= Work to complete =
Reproduce each line of the material exactly, minus any picture.
[BEGIN]
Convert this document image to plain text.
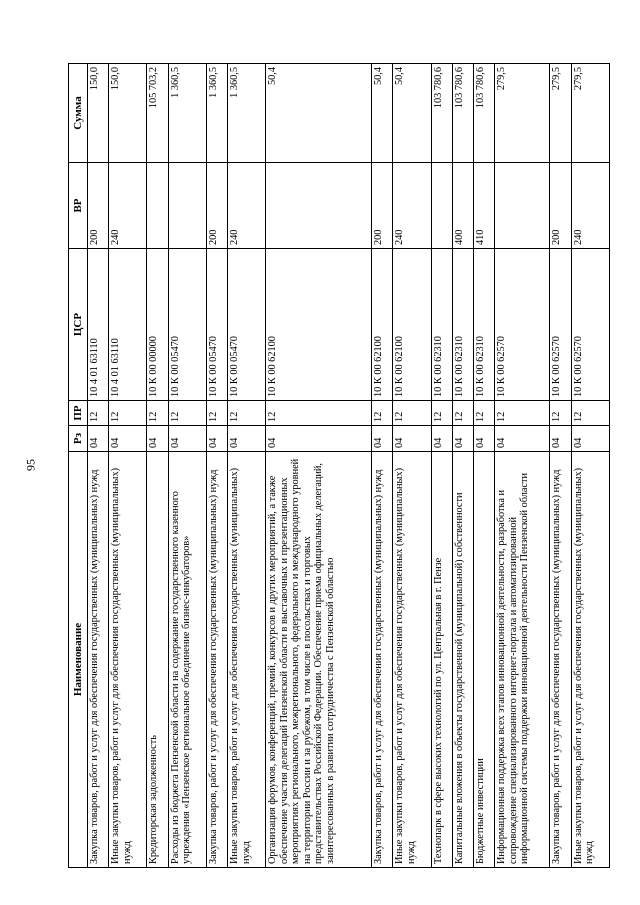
95
Наименование	Рз	ПР	ЦСР	ВР	Сумма
Закупка товаров, работ и услуг для обеспечения государственных (муниципальных) нужд	04	12	10 4 01 63110	200	150,0
Иные закупки товаров, работ и услуг для обеспечения государственных (муниципальных) нужд	04	12	10 4 01 63110	240	150,0
Кредиторская задолженность	04	12	10 К 00 00000		105 703,2
Расходы из бюджета Пензенской области на содержание государственного казенного учреждения «Пензенское региональное объединение бизнес-инкубаторов»	04	12	10 К 00 05470		1 360,5
Закупка товаров, работ и услуг для обеспечения государственных (муниципальных) нужд	04	12	10 К 00 05470	200	1 360,5
Иные закупки товаров, работ и услуг для обеспечения государственных (муниципальных) нужд	04	12	10 К 00 05470	240	1 360,5
Организация форумов, конференций, премий, конкурсов и других мероприятий, а также обеспечение участия делегаций Пензенской области в выставочных и презентационных мероприятиях регионального, межрегионального, федерального и международного уровней на территории России и за рубежом, в том числе в посольствах и торговых представительствах Российской Федерации. Обеспечение приема официальных делегаций, заинтересованных в развитии сотрудничества с Пензенской областью	04	12	10 К 00 62100		50,4
Закупка товаров, работ и услуг для обеспечения государственных (муниципальных) нужд	04	12	10 К 00 62100	200	50,4
Иные закупки товаров, работ и услуг для обеспечения государственных (муниципальных) нужд	04	12	10 К 00 62100	240	50,4
Технопарк в сфере высоких технологий по ул. Центральная в г. Пензе	04	12	10 К 00 62310		103 780,6
Капитальные вложения в объекты государственной (муниципальной) собственности	04	12	10 К 00 62310	400	103 780,6
Бюджетные инвестиции	04	12	10 К 00 62310	410	103 780,6
Информационная поддержка всех этапов инновационной деятельности, разработка и сопровождение специализированного интернет-портала и автоматизированной информационной системы поддержки инновационной деятельности Пензенской области	04	12	10 К 00 62570		279,5
Закупка товаров, работ и услуг для обеспечения государственных (муниципальных) нужд	04	12	10 К 00 62570	200	279,5
Иные закупки товаров, работ и услуг для обеспечения государственных (муниципальных) нужд	04	12	10 К 00 62570	240	279,5
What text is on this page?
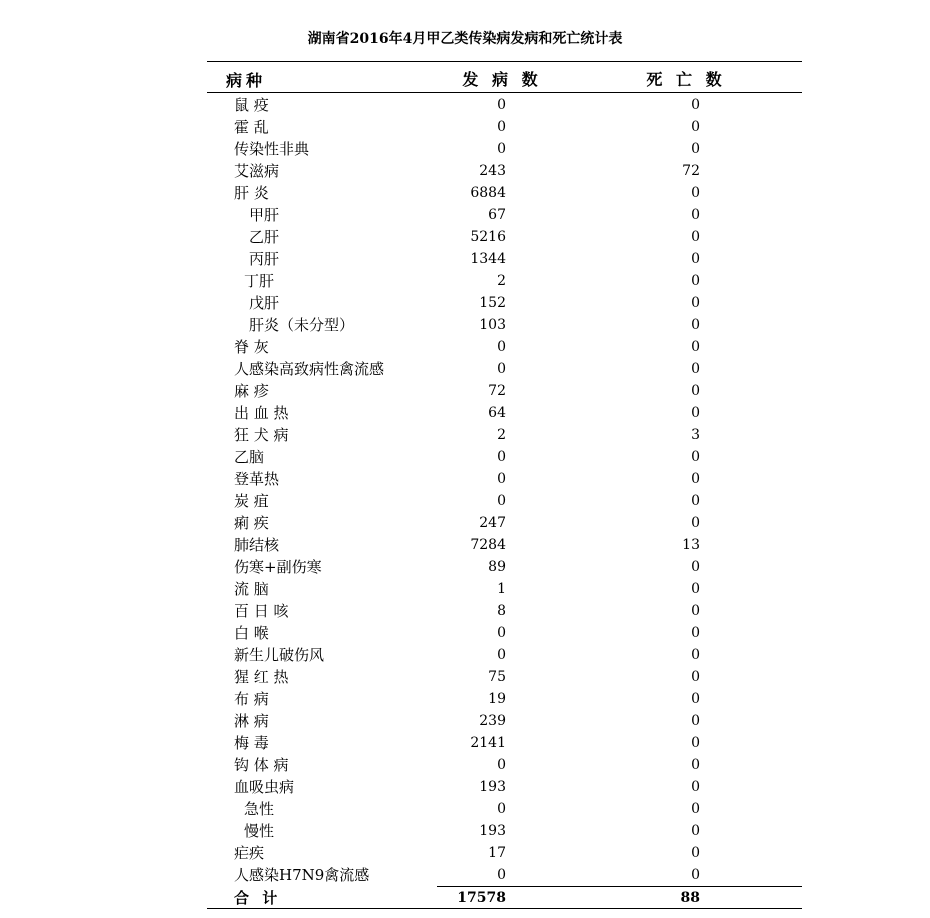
湖南省2016年4月甲乙类传染病发病和死亡统计表
病种	发 病 数	死 亡 数
鼠 疫	0	0
霍 乱	0	0
传染性非典	0	0
艾滋病	243	72
肝 炎	6884	0
甲肝	67	0
乙肝	5216	0
丙肝	1344	0
丁肝	2	0
戊肝	152	0
肝炎（未分型）	103	0
脊 灰	0	0
人感染高致病性禽流感	0	0
麻 疹	72	0
出 血 热	64	0
狂 犬 病	2	3
乙脑	0	0
登革热	0	0
炭 疽	0	0
痢 疾	247	0
肺结核	7284	13
伤寒+副伤寒	89	0
流 脑	1	0
百 日 咳	8	0
白 喉	0	0
新生儿破伤风	0	0
猩 红 热	75	0
布 病	19	0
淋 病	239	0
梅 毒	2141	0
钩 体 病	0	0
血吸虫病	193	0
急性	0	0
慢性	193	0
疟疾	17	0
人感染H7N9禽流感	0	0
合 计	17578	88
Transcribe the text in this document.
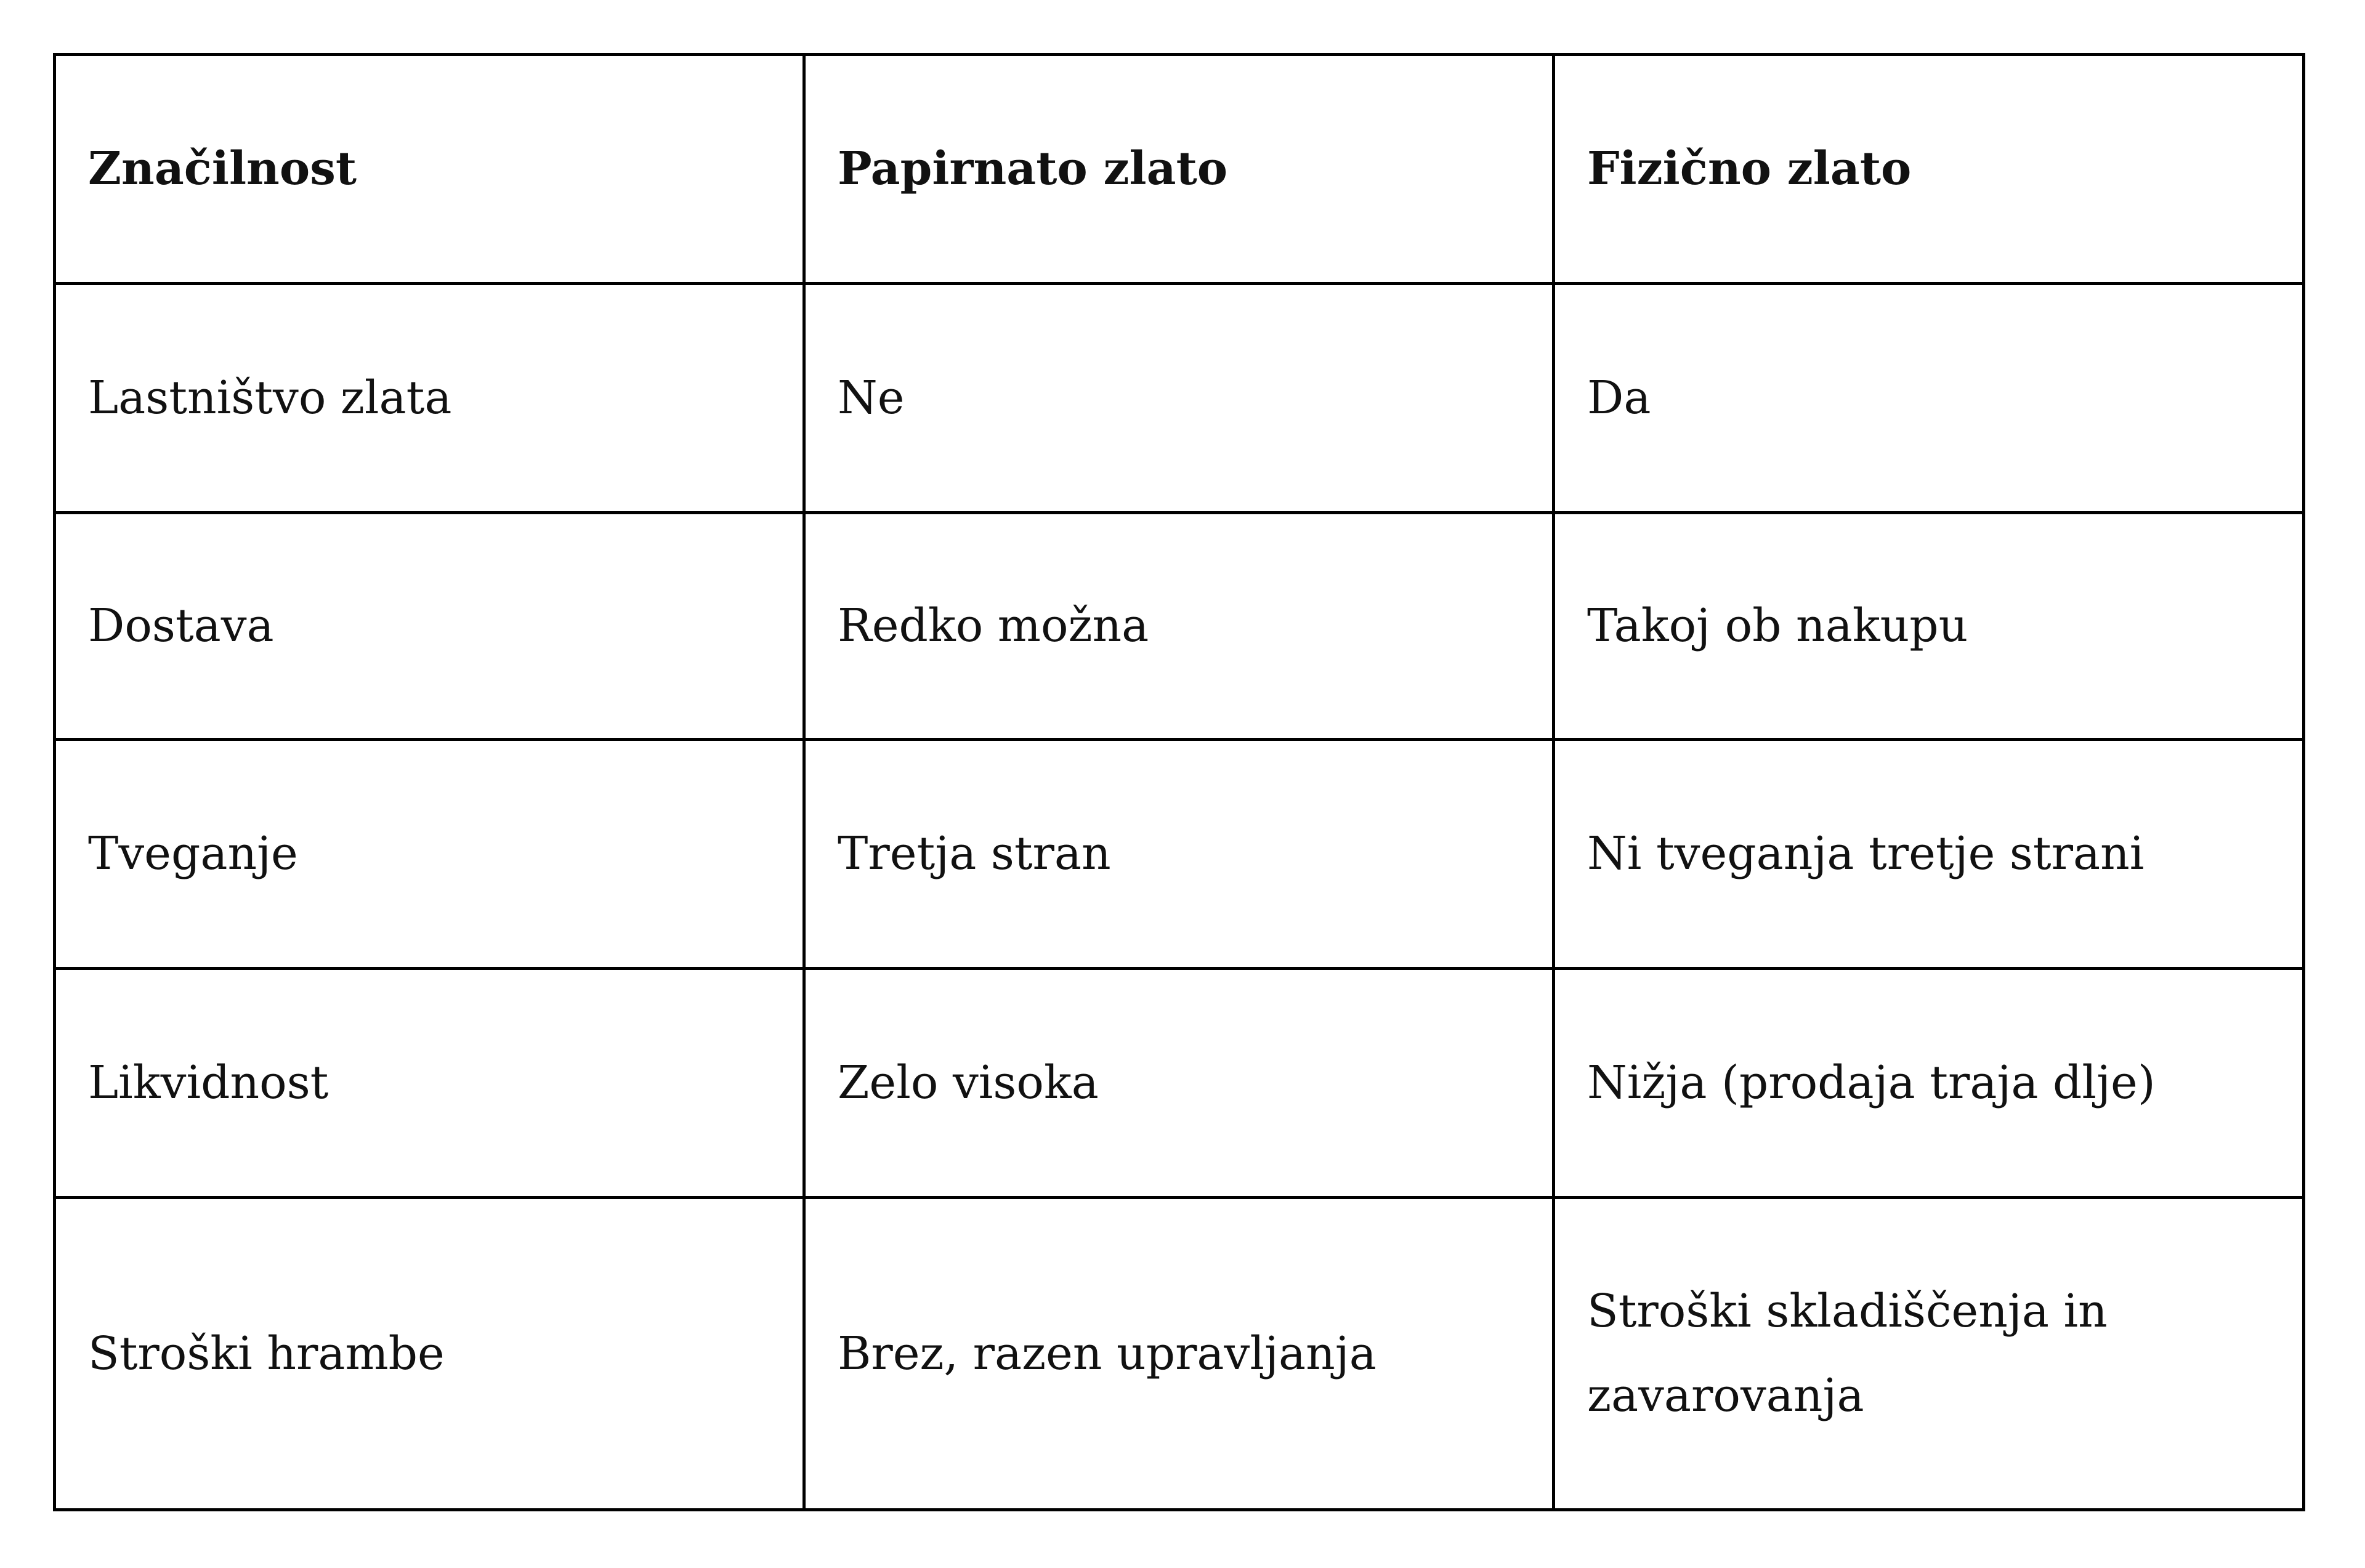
Značilnost	Papirnato zlato	Fizično zlato
Lastništvo zlata	Ne	Da
Dostava	Redko možna	Takoj ob nakupu
Tveganje	Tretja stran	Ni tveganja tretje strani
Likvidnost	Zelo visoka	Nižja (prodaja traja dlje)
Stroški hrambe	Brez, razen upravljanja	Stroški skladiščenja in zavarovanja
[END]
= Full answer =
Convert this document image to plain text.
95
Наименование	Рз	ПР	ЦСР	ВР	Сумма
Закупка товаров, работ и услуг для обеспечения государственных (муниципальных) нужд	04	12	10 4 01 63110	200	150,0
Иные закупки товаров, работ и услуг для обеспечения государственных (муниципальных) нужд	04	12	10 4 01 63110	240	150,0
Кредиторская задолженность	04	12	10 К 00 00000		105 703,2
Расходы из бюджета Пензенской области на содержание государственного казенного учреждения «Пензенское региональное объединение бизнес-инкубаторов»	04	12	10 К 00 05470		1 360,5
Закупка товаров, работ и услуг для обеспечения государственных (муниципальных) нужд	04	12	10 К 00 05470	200	1 360,5
Иные закупки товаров, работ и услуг для обеспечения государственных (муниципальных) нужд	04	12	10 К 00 05470	240	1 360,5
Организация форумов, конференций, премий, конкурсов и других мероприятий, а также обеспечение участия делегаций Пензенской области в выставочных и презентационных мероприятиях регионального, межрегионального, федерального и международного уровней на территории России и за рубежом, в том числе в посольствах и торговых представительствах Российской Федерации. Обеспечение приема официальных делегаций, заинтересованных в развитии сотрудничества с Пензенской областью	04	12	10 К 00 62100		50,4
Закупка товаров, работ и услуг для обеспечения государственных (муниципальных) нужд	04	12	10 К 00 62100	200	50,4
Иные закупки товаров, работ и услуг для обеспечения государственных (муниципальных) нужд	04	12	10 К 00 62100	240	50,4
Технопарк в сфере высоких технологий по ул. Центральная в г. Пензе	04	12	10 К 00 62310		103 780,6
Капитальные вложения в объекты государственной (муниципальной) собственности	04	12	10 К 00 62310	400	103 780,6
Бюджетные инвестиции	04	12	10 К 00 62310	410	103 780,6
Информационная поддержка всех этапов инновационной деятельности, разработка и сопровождение специализированного интернет-портала и автоматизированной информационной системы поддержки инновационной деятельности Пензенской области	04	12	10 К 00 62570		279,5
Закупка товаров, работ и услуг для обеспечения государственных (муниципальных) нужд	04	12	10 К 00 62570	200	279,5
Иные закупки товаров, работ и услуг для обеспечения государственных (муниципальных) нужд	04	12	10 К 00 62570	240	279,5
What text is on this page?
湖南省2016年4月甲乙类传染病发病和死亡统计表
病种	发 病 数	死 亡 数
鼠 疫	0	0
霍 乱	0	0
传染性非典	0	0
艾滋病	243	72
肝 炎	6884	0
甲肝	67	0
乙肝	5216	0
丙肝	1344	0
丁肝	2	0
戊肝	152	0
肝炎（未分型）	103	0
脊 灰	0	0
人感染高致病性禽流感	0	0
麻 疹	72	0
出 血 热	64	0
狂 犬 病	2	3
乙脑	0	0
登革热	0	0
炭 疽	0	0
痢 疾	247	0
肺结核	7284	13
伤寒+副伤寒	89	0
流 脑	1	0
百 日 咳	8	0
白 喉	0	0
新生儿破伤风	0	0
猩 红 热	75	0
布 病	19	0
淋 病	239	0
梅 毒	2141	0
钩 体 病	0	0
血吸虫病	193	0
急性	0	0
慢性	193	0
疟疾	17	0
人感染H7N9禽流感	0	0
合 计	17578	88
Transcribe the text in this document.
Značilnost	Papirnato zlato	Fizično zlato
Lastništvo zlata	Ne	Da
Dostava	Redko možna	Takoj ob nakupu
Tveganje	Tretja stran	Ni tveganja tretje strani
Likvidnost	Zelo visoka	Nižja (prodaja traja dlje)
Stroški hrambe	Brez, razen upravljanja	Stroški skladiščenja in zavarovanja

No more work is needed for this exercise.